• _Dataset items_:
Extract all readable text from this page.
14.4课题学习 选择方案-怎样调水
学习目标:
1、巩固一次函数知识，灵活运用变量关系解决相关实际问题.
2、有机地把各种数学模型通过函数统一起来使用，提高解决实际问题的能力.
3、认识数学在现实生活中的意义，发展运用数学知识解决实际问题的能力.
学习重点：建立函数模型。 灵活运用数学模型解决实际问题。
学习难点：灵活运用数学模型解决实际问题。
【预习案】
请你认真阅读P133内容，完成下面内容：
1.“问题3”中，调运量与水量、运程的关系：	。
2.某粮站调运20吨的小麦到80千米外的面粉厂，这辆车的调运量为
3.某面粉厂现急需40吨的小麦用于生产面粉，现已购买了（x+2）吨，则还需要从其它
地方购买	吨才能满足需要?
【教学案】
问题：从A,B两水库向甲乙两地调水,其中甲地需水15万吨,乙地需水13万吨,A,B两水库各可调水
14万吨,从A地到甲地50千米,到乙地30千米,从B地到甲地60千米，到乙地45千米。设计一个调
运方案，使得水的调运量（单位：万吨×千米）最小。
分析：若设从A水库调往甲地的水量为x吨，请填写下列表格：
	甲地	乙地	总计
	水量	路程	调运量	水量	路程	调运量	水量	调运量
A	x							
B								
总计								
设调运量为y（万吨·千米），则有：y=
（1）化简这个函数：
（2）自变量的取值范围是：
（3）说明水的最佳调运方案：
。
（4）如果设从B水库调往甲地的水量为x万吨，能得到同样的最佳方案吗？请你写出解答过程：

• _EXERCISE_: Copy out the full set of records precisely, leaving nothing out.

• _THE ANSWER_:
Extract all readable text from this page.
14.4课题学习 选择方案-怎样调水
学习目标:
1、巩固一次函数知识，灵活运用变量关系解决相关实际问题.
2、有机地把各种数学模型通过函数统一起来使用，提高解决实际问题的能力.
3、认识数学在现实生活中的意义，发展运用数学知识解决实际问题的能力.
学习重点：建立函数模型。 灵活运用数学模型解决实际问题。
学习难点：灵活运用数学模型解决实际问题。
【预习案】
请你认真阅读P133内容，完成下面内容：
1.“问题3”中，调运量与水量、运程的关系：	。
2.某粮站调运20吨的小麦到80千米外的面粉厂，这辆车的调运量为
3.某面粉厂现急需40吨的小麦用于生产面粉，现已购买了（x+2）吨，则还需要从其它
地方购买	吨才能满足需要?
【教学案】
问题：从A,B两水库向甲乙两地调水,其中甲地需水15万吨,乙地需水13万吨,A,B两水库各可调水
14万吨,从A地到甲地50千米,到乙地30千米,从B地到甲地60千米，到乙地45千米。设计一个调
运方案，使得水的调运量（单位：万吨×千米）最小。
分析：若设从A水库调往甲地的水量为x吨，请填写下列表格：
	甲地	乙地	总计
	水量	路程	调运量	水量	路程	调运量	水量	调运量
A	x							
B								
总计								
设调运量为y（万吨·千米），则有：y=
（1）化简这个函数：
（2）自变量的取值范围是：
（3）说明水的最佳调运方案：
。
（4）如果设从B水库调往甲地的水量为x万吨，能得到同样的最佳方案吗？请你写出解答过程：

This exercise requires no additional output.